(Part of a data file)
⟨
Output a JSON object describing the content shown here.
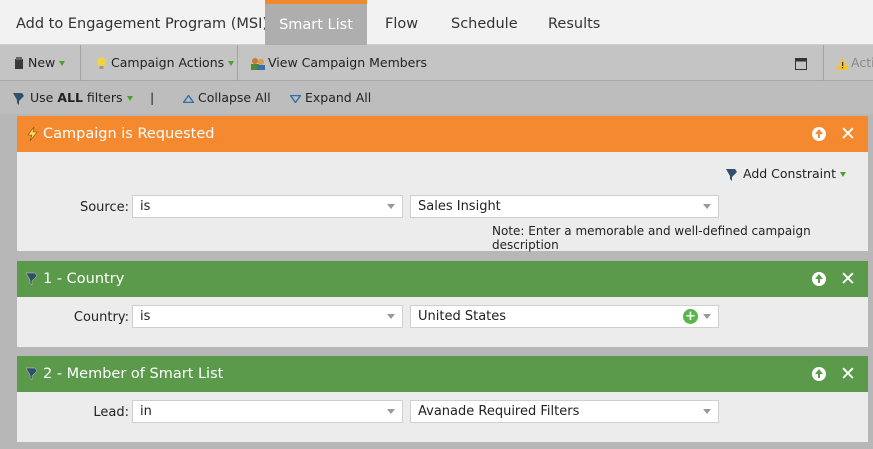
{
  "tabs": [
    {
      "label": "Add to Engagement Program (MSI)",
      "active": false
    },
    {
      "label": "Smart List",
      "active": true
    },
    {
      "label": "Flow",
      "active": false
    },
    {
      "label": "Schedule",
      "active": false
    },
    {
      "label": "Results",
      "active": false
    }
  ],
  "toolbar": {
    "new_label": "New",
    "campaign_actions_label": "Campaign Actions",
    "view_members_label": "View Campaign Members",
    "actions_label": "Acti"
  },
  "filterbar": {
    "use_prefix": "Use ",
    "use_bold": "ALL",
    "use_suffix": " filters",
    "divider": "|",
    "collapse_label": "Collapse All",
    "expand_label": "Expand All"
  },
  "trigger": {
    "title": "Campaign is Requested",
    "add_constraint_label": "Add Constraint",
    "source_label": "Source:",
    "source_operator": "is",
    "source_value": "Sales Insight",
    "note": "Note: Enter a memorable and well-defined campaign description"
  },
  "filters": [
    {
      "title": "1 - Country",
      "field_label": "Country:",
      "operator": "is",
      "value": "United States"
    },
    {
      "title": "2 - Member of Smart List",
      "field_label": "Lead:",
      "operator": "in",
      "value": "Avanade Required Filters"
    }
  ],
  "colors": {
    "accent_orange": "#f5892f",
    "filter_green": "#5c9a4b",
    "dropdown_green": "#4aa02c"
  }
}
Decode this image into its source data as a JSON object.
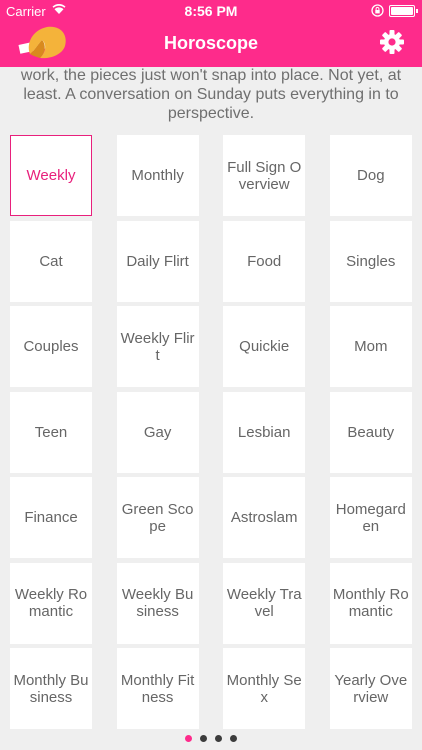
{
  "status_bar": {
    "carrier": "Carrier",
    "time": "8:56 PM"
  },
  "header": {
    "title": "Horoscope"
  },
  "horoscope_text": "work, the pieces just won't snap into place. Not yet, at least. A conversation on Sunday puts everything in to perspective.",
  "categories": [
    {
      "label": "Weekly",
      "selected": true
    },
    {
      "label": "Monthly"
    },
    {
      "label": "Full Sign Overview"
    },
    {
      "label": "Dog"
    },
    {
      "label": "Cat"
    },
    {
      "label": "Daily Flirt"
    },
    {
      "label": "Food"
    },
    {
      "label": "Singles"
    },
    {
      "label": "Couples"
    },
    {
      "label": "Weekly Flirt"
    },
    {
      "label": "Quickie"
    },
    {
      "label": "Mom"
    },
    {
      "label": "Teen"
    },
    {
      "label": "Gay"
    },
    {
      "label": "Lesbian"
    },
    {
      "label": "Beauty"
    },
    {
      "label": "Finance"
    },
    {
      "label": "Green Scope"
    },
    {
      "label": "Astroslam"
    },
    {
      "label": "Homegarden"
    },
    {
      "label": "Weekly Romantic"
    },
    {
      "label": "Weekly Business"
    },
    {
      "label": "Weekly Travel"
    },
    {
      "label": "Monthly Romantic"
    },
    {
      "label": "Monthly Business"
    },
    {
      "label": "Monthly Fitness"
    },
    {
      "label": "Monthly Sex"
    },
    {
      "label": "Yearly Overview"
    }
  ],
  "pager": {
    "count": 4,
    "active_index": 0
  },
  "colors": {
    "accent": "#fe2b8b",
    "selected_text": "#e8207c",
    "tile_text": "#666666",
    "background": "#efefef"
  },
  "icons": {
    "logo": "fortune-cookie-icon",
    "settings": "gear-icon",
    "wifi": "wifi-icon",
    "battery": "battery-icon",
    "lock": "orientation-lock-icon"
  }
}
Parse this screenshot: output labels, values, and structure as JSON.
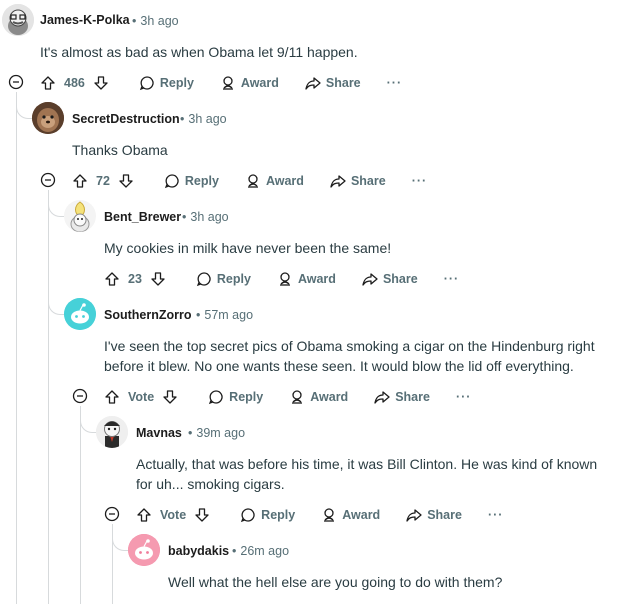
{
  "comments": [
    {
      "username": "James-K-Polka",
      "time": "3h ago",
      "body": "It's almost as bad as when Obama let 9/11 happen.",
      "score": "486",
      "reply": "Reply",
      "award": "Award",
      "share": "Share",
      "more": "···"
    },
    {
      "username": "SecretDestruction",
      "time": "3h ago",
      "body": "Thanks Obama",
      "score": "72",
      "reply": "Reply",
      "award": "Award",
      "share": "Share",
      "more": "···"
    },
    {
      "username": "Bent_Brewer",
      "time": "3h ago",
      "body": "My cookies in milk have never been the same!",
      "score": "23",
      "reply": "Reply",
      "award": "Award",
      "share": "Share",
      "more": "···"
    },
    {
      "username": "SouthernZorro",
      "time": "57m ago",
      "body": "I've seen the top secret pics of Obama smoking a cigar on the Hindenburg right before it blew. No one wants these seen. It would blow the lid off everything.",
      "score": "Vote",
      "reply": "Reply",
      "award": "Award",
      "share": "Share",
      "more": "···"
    },
    {
      "username": "Mavnas",
      "time": "39m ago",
      "body": "Actually, that was before his time, it was Bill Clinton. He was kind of known for uh... smoking cigars.",
      "score": "Vote",
      "reply": "Reply",
      "award": "Award",
      "share": "Share",
      "more": "···"
    },
    {
      "username": "babydakis",
      "time": "26m ago",
      "body": "Well what the hell else are you going to do with them?"
    }
  ],
  "colors": {
    "meta": "#576f76",
    "thread": "#d7dadc",
    "teal": "#46d1d8",
    "pink": "#f07c9a"
  }
}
⟩
● **OBJECTIVE**: Leave out the pictures and reproduce the rest of the listing exactly.

● **OUTPUT OF THE EXERCISE**:
Output a JSON object describing the content shown here.
{
  "tabs": [
    {
      "label": "Add to Engagement Program (MSI)",
      "active": false
    },
    {
      "label": "Smart List",
      "active": true
    },
    {
      "label": "Flow",
      "active": false
    },
    {
      "label": "Schedule",
      "active": false
    },
    {
      "label": "Results",
      "active": false
    }
  ],
  "toolbar": {
    "new_label": "New",
    "campaign_actions_label": "Campaign Actions",
    "view_members_label": "View Campaign Members",
    "actions_label": "Acti"
  },
  "filterbar": {
    "use_prefix": "Use ",
    "use_bold": "ALL",
    "use_suffix": " filters",
    "divider": "|",
    "collapse_label": "Collapse All",
    "expand_label": "Expand All"
  },
  "trigger": {
    "title": "Campaign is Requested",
    "add_constraint_label": "Add Constraint",
    "source_label": "Source:",
    "source_operator": "is",
    "source_value": "Sales Insight",
    "note": "Note: Enter a memorable and well-defined campaign description"
  },
  "filters": [
    {
      "title": "1 - Country",
      "field_label": "Country:",
      "operator": "is",
      "value": "United States"
    },
    {
      "title": "2 - Member of Smart List",
      "field_label": "Lead:",
      "operator": "in",
      "value": "Avanade Required Filters"
    }
  ],
  "colors": {
    "accent_orange": "#f5892f",
    "filter_green": "#5c9a4b",
    "dropdown_green": "#4aa02c"
  }
}
Decode this image into its source data as a JSON object.
{
  "status_bar": {
    "carrier": "Carrier",
    "time": "8:56 PM"
  },
  "header": {
    "title": "Horoscope"
  },
  "horoscope_text": "work, the pieces just won't snap into place. Not yet, at least. A conversation on Sunday puts everything in to perspective.",
  "categories": [
    {
      "label": "Weekly",
      "selected": true
    },
    {
      "label": "Monthly"
    },
    {
      "label": "Full Sign Overview"
    },
    {
      "label": "Dog"
    },
    {
      "label": "Cat"
    },
    {
      "label": "Daily Flirt"
    },
    {
      "label": "Food"
    },
    {
      "label": "Singles"
    },
    {
      "label": "Couples"
    },
    {
      "label": "Weekly Flirt"
    },
    {
      "label": "Quickie"
    },
    {
      "label": "Mom"
    },
    {
      "label": "Teen"
    },
    {
      "label": "Gay"
    },
    {
      "label": "Lesbian"
    },
    {
      "label": "Beauty"
    },
    {
      "label": "Finance"
    },
    {
      "label": "Green Scope"
    },
    {
      "label": "Astroslam"
    },
    {
      "label": "Homegarden"
    },
    {
      "label": "Weekly Romantic"
    },
    {
      "label": "Weekly Business"
    },
    {
      "label": "Weekly Travel"
    },
    {
      "label": "Monthly Romantic"
    },
    {
      "label": "Monthly Business"
    },
    {
      "label": "Monthly Fitness"
    },
    {
      "label": "Monthly Sex"
    },
    {
      "label": "Yearly Overview"
    }
  ],
  "pager": {
    "count": 4,
    "active_index": 0
  },
  "colors": {
    "accent": "#fe2b8b",
    "selected_text": "#e8207c",
    "tile_text": "#666666",
    "background": "#efefef"
  },
  "icons": {
    "logo": "fortune-cookie-icon",
    "settings": "gear-icon",
    "wifi": "wifi-icon",
    "battery": "battery-icon",
    "lock": "orientation-lock-icon"
  }
}
Parse this screenshot: output labels, values, and structure as JSON.
{
  "comments": [
    {
      "username": "James-K-Polka",
      "time": "3h ago",
      "body": "It's almost as bad as when Obama let 9/11 happen.",
      "score": "486",
      "reply": "Reply",
      "award": "Award",
      "share": "Share",
      "more": "···"
    },
    {
      "username": "SecretDestruction",
      "time": "3h ago",
      "body": "Thanks Obama",
      "score": "72",
      "reply": "Reply",
      "award": "Award",
      "share": "Share",
      "more": "···"
    },
    {
      "username": "Bent_Brewer",
      "time": "3h ago",
      "body": "My cookies in milk have never been the same!",
      "score": "23",
      "reply": "Reply",
      "award": "Award",
      "share": "Share",
      "more": "···"
    },
    {
      "username": "SouthernZorro",
      "time": "57m ago",
      "body": "I've seen the top secret pics of Obama smoking a cigar on the Hindenburg right before it blew. No one wants these seen. It would blow the lid off everything.",
      "score": "Vote",
      "reply": "Reply",
      "award": "Award",
      "share": "Share",
      "more": "···"
    },
    {
      "username": "Mavnas",
      "time": "39m ago",
      "body": "Actually, that was before his time, it was Bill Clinton. He was kind of known for uh... smoking cigars.",
      "score": "Vote",
      "reply": "Reply",
      "award": "Award",
      "share": "Share",
      "more": "···"
    },
    {
      "username": "babydakis",
      "time": "26m ago",
      "body": "Well what the hell else are you going to do with them?"
    }
  ],
  "colors": {
    "meta": "#576f76",
    "thread": "#d7dadc",
    "teal": "#46d1d8",
    "pink": "#f07c9a"
  }
}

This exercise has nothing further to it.